* What you should do *
Pull every line with the word "JSON" out of the entries below.

* Start Data *

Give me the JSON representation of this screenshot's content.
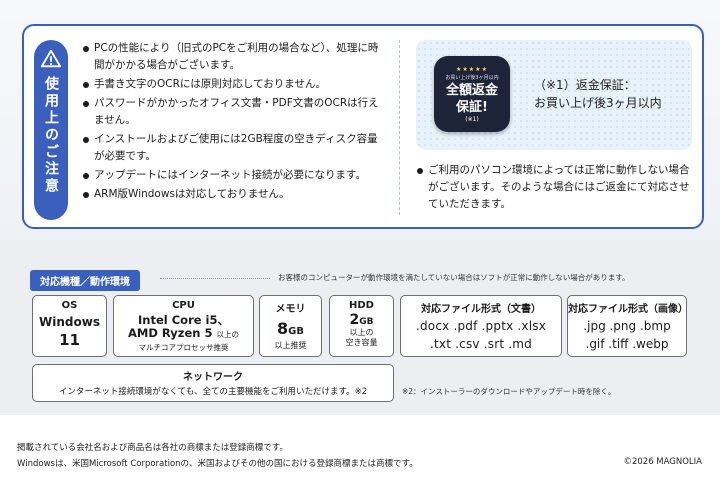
{
  "caution": {
    "title": "使用上のご注意",
    "notes": [
      "PCの性能により（旧式のPCをご利用の場合など）、処理に時間がかかる場合がございます。",
      "手書き文字のOCRには原則対応しておりません。",
      "パスワードがかかったオフィス文書・PDF文書のOCRは行えません。",
      "インストールおよびご使用には2GB程度の空きディスク容量が必要です。",
      "アップデートにはインターネット接続が必要になります。",
      "ARM版Windowsは対応しておりません。"
    ]
  },
  "guarantee": {
    "badge_stars": "★★★★★",
    "badge_small": "お買い上げ後3ヶ月以内",
    "badge_line1": "全額返金",
    "badge_line2": "保証!",
    "badge_note": "(※1)",
    "desc_line1": "（※1）返金保証：",
    "desc_line2": "お買い上げ後3ヶ月以内"
  },
  "env_note": "ご利用のパソコン環境によっては正常に動作しない場合がございます。そのような場合にはご返金にて対応させていただきます。",
  "specs": {
    "header": "対応機種／動作環境",
    "caption": "お客様のコンピューターが動作環境を満たしていない場合はソフトが正常に動作しない場合があります。",
    "os": {
      "label": "OS",
      "value1": "Windows",
      "value2": "11"
    },
    "cpu": {
      "label": "CPU",
      "value1": "Intel Core i5、",
      "value2": "AMD Ryzen 5",
      "value2_suffix": "以上の",
      "value3": "マルチコアプロセッサ推奨"
    },
    "memory": {
      "label": "メモリ",
      "value": "8",
      "unit": "GB",
      "note": "以上推奨"
    },
    "hdd": {
      "label": "HDD",
      "value": "2",
      "unit": "GB",
      "note1": "以上の",
      "note2": "空き容量"
    },
    "doc_formats": {
      "label": "対応ファイル形式（文書）",
      "row1": ".docx .pdf .pptx .xlsx",
      "row2": ".txt .csv .srt .md"
    },
    "img_formats": {
      "label": "対応ファイル形式（画像）",
      "row1": ".jpg .png .bmp",
      "row2": ".gif .tiff .webp"
    },
    "network": {
      "label": "ネットワーク",
      "value": "インターネット接続環境がなくても、全ての主要機能をご利用いただけます。※2"
    },
    "network_note": "※2：インストーラーのダウンロードやアップデート時を除く。"
  },
  "footer": {
    "line1": "掲載されている会社名および商品名は各社の商標または登録商標です。",
    "line2": "Windowsは、米国Microsoft Corporationの、米国およびその他の国における登録商標または商標です。",
    "copyright": "©2026 MAGNOLIA"
  },
  "colors": {
    "accent": "#3a5fbd",
    "badge_bg": "#1e2438",
    "panel_bg": "#eceef1"
  }
}
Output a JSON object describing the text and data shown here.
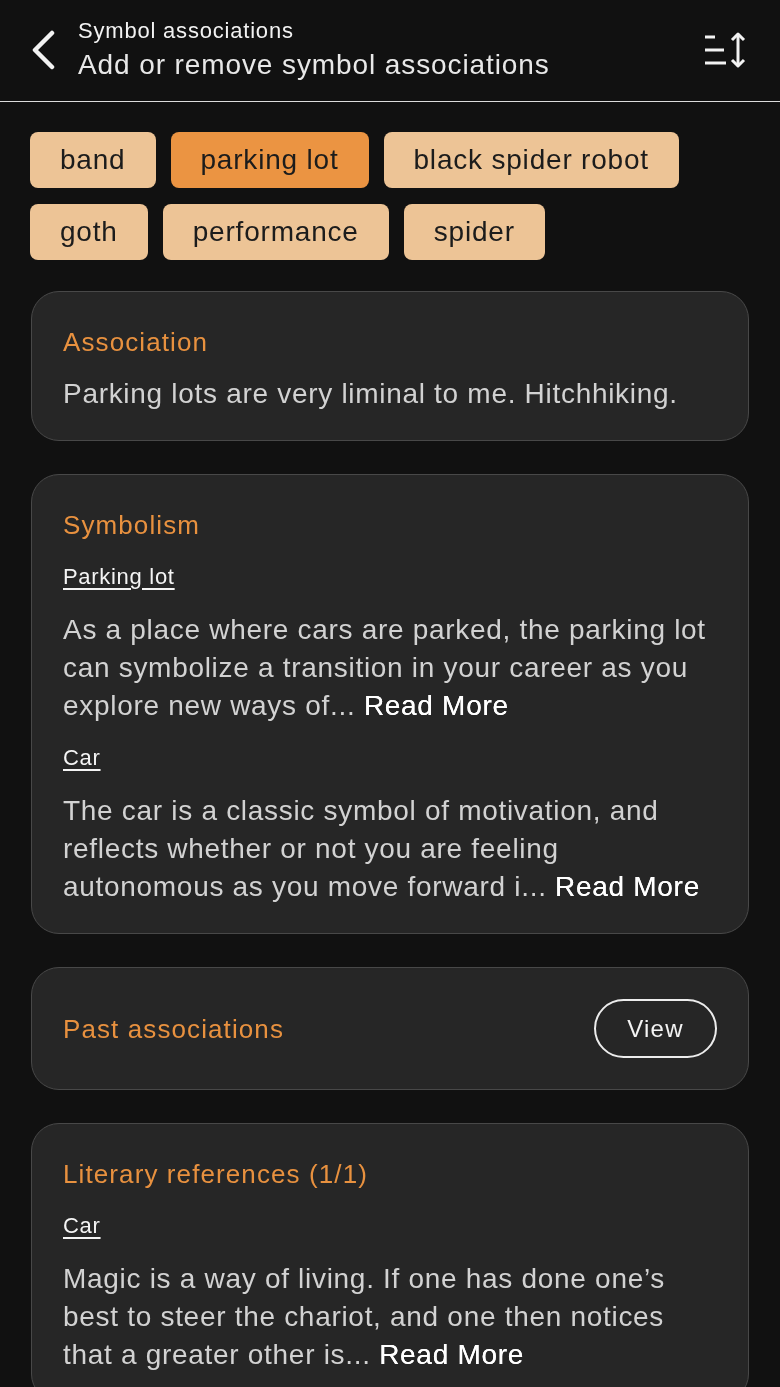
{
  "header": {
    "subtitle": "Symbol associations",
    "title": "Add or remove symbol associations"
  },
  "chips": [
    {
      "label": "band",
      "selected": false
    },
    {
      "label": "parking lot",
      "selected": true
    },
    {
      "label": "black spider robot",
      "selected": false
    },
    {
      "label": "goth",
      "selected": false
    },
    {
      "label": "performance",
      "selected": false
    },
    {
      "label": "spider",
      "selected": false
    }
  ],
  "cards": [
    {
      "kind": "text",
      "title": "Association",
      "text": "Parking lots are very liminal to me. Hitchhiking."
    },
    {
      "kind": "entries",
      "title": "Symbolism",
      "entries": [
        {
          "heading": "Parking lot",
          "text": "As a place where cars are parked, the parking lot can symbolize a transition in your career as you explore new ways of...",
          "link": "Read More"
        },
        {
          "heading": "Car",
          "text": "The car is a classic symbol of motivation, and reflects whether or not you are feeling autonomous as you move forward i...",
          "link": "Read More"
        }
      ]
    },
    {
      "kind": "action",
      "title": "Past associations",
      "button": "View"
    },
    {
      "kind": "entries",
      "title": "Literary references (1/1)",
      "entries": [
        {
          "heading": "Car",
          "text": "Magic is a way of living. If one has done one’s best to steer the chariot, and one then notices that a greater other is...",
          "link": "Read More"
        }
      ]
    }
  ]
}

* End Data *

* Complete response *
Give me the JSON representation of this screenshot's content.
Output a JSON object describing the text and data shown here.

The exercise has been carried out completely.